Required task a => Swap "screenshot" for "screen capture" in the records, starting at the first line and ending at the line containing "summary-total-value: INR ₹", and give back those lines with nothing else changed.

Selected passage =>
---------------

But the masses LIKE leaders offering simple answers to their troubles
Jose Pablo
Dec 5 2024 at 1:55pm
But the masses LIKE leaders offering simple answers to their troubles
Yes, indeed. “Masses” love gigantic eyes in the sky, watching us all and imposing infinite justice over all humankind.
But we have managed to make this kind of love for the simplest of all answers voluntary (and improved life on Earth a lot in this process).
The making of “leaders and their simple answers” voluntary too is long overdue.
Pierre Lemieux
Dec 5 2024 at 2:20pm
Jose: I am not sure I understand what you mean with your two last paragraphs. Would you care to elaborate?
Jose Pablo
Dec 5 2024 at 6:05pm
I think that TaxHaven is right, humans do crave simplicity. As proof religion (only 10 rules that can even be summarized in one) or the fact that 90%+ of movie plots are, essentially, the same plot and a quite simple one.
And sure there were “leaders” that took advantage of this human craving, from the wicked Borgias buying the papacy to the kings claiming their divine legitimacy, to the use of the bonfire and the torture chamber to enforce the universally enforced religion on the non-believers.
Then religion was made “voluntary” (at least in the Western world). And just by that simple common sense act, the effect of religion on people improved dramatically. Now they can legitimately claim that the voluntary practice of religion lengthens life spans and increases happiness.
It is time to do the same with “government”. Time to move from “mandatory governments” imposed on individuals by force to “voluntary governments”. Under this scheme, individuals could voluntarily “enroll” into the first or second kind of “government” (wouldn’t it be great having different kinds of governments competing for “citizens”?) and be governed by simplistic leaders with simplistic visions of the problems.
Skeptical (and iconoclasts) would be left alone and would practice the third meaning of self-government.
The supposed benefits of enrolling in voluntary government (like those of voluntary religion) will speak for themselves and over time will drive in some of the skeptical.
steve
Dec 6 2024 at 10:39am
I would make it simpler and just say that many people want a strong man to rule them who will guarantee they will fix everything, which only they alone can do.
Steve
David Seltzer
Dec 5 2024 at 5:21pm
Pierre: Really insightful. Each time I read your definitions, I get an increasingly better grasp of what governance and populism really mean. This one cell amoeba continues to learn.
Pierre Lemieux
Dec 5 2024 at 5:55pm
David: We are all in a process of learning. It never ends.

---------------

Required task b => Write out, word for word, the part of the discussion about leaders and simple answers starting at "But we have" and ending at "care to elaborate?".

Working data =>
---------------

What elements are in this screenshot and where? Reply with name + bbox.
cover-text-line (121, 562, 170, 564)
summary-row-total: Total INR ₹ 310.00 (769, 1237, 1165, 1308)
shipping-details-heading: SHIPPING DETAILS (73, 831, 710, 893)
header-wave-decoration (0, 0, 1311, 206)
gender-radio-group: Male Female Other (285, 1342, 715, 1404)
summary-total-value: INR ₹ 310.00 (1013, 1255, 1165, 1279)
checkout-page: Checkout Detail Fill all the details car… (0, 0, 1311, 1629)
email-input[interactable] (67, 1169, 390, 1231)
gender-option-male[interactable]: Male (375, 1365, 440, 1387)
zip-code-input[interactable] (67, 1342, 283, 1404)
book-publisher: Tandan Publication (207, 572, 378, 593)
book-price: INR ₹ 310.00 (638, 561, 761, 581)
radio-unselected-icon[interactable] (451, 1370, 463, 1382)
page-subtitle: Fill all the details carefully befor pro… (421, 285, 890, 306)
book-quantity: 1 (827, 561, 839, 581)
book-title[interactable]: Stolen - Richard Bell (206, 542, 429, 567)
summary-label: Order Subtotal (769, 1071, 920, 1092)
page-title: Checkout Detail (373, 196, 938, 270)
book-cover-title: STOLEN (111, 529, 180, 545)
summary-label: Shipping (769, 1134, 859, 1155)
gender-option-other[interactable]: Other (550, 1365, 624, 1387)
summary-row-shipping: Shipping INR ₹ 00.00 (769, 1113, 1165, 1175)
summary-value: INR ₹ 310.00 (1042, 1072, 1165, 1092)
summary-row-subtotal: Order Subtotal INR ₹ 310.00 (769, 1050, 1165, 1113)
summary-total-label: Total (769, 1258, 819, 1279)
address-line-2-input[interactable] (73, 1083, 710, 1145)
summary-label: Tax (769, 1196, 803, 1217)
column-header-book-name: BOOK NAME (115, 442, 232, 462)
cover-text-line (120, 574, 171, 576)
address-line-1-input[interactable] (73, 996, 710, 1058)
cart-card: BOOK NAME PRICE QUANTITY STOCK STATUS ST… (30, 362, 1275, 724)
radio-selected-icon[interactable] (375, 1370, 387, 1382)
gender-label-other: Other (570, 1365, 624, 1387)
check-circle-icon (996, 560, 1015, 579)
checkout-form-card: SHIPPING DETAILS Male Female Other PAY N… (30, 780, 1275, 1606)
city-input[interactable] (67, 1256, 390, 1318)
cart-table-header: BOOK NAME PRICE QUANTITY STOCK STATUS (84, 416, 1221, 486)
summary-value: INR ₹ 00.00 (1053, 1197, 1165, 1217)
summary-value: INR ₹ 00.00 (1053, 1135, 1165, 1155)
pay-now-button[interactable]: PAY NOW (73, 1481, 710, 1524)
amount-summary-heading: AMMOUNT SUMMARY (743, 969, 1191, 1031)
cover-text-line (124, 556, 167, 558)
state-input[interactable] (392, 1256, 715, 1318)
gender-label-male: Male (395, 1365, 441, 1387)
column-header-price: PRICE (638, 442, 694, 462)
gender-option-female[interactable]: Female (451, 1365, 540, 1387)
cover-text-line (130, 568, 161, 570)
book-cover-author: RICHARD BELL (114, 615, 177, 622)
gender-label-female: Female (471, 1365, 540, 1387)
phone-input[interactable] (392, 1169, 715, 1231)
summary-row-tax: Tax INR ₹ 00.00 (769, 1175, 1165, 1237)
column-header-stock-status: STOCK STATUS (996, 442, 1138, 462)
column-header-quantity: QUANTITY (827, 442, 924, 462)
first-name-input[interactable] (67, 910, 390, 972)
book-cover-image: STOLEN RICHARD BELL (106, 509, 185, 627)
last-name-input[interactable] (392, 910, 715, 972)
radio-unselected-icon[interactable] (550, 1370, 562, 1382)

---------------

Final answer a =>
What elements are in this screen capture and where? Reply with name + bbox.
cover-text-line (121, 562, 170, 564)
summary-row-total: Total INR ₹ 310.00 (769, 1237, 1165, 1308)
shipping-details-heading: SHIPPING DETAILS (73, 831, 710, 893)
header-wave-decoration (0, 0, 1311, 206)
gender-radio-group: Male Female Other (285, 1342, 715, 1404)
summary-total-value: INR ₹ 310.00 (1013, 1255, 1165, 1279)

Final answer b =>
But we have managed to make this kind of love for the simplest of all answers voluntary (and improved life on Earth a lot in this process).
The making of “leaders and their simple answers” voluntary too is long overdue.
Pierre Lemieux
Dec 5 2024 at 2:20pm
Jose: I am not sure I understand what you mean with your two last paragraphs. Would you care to elaborate?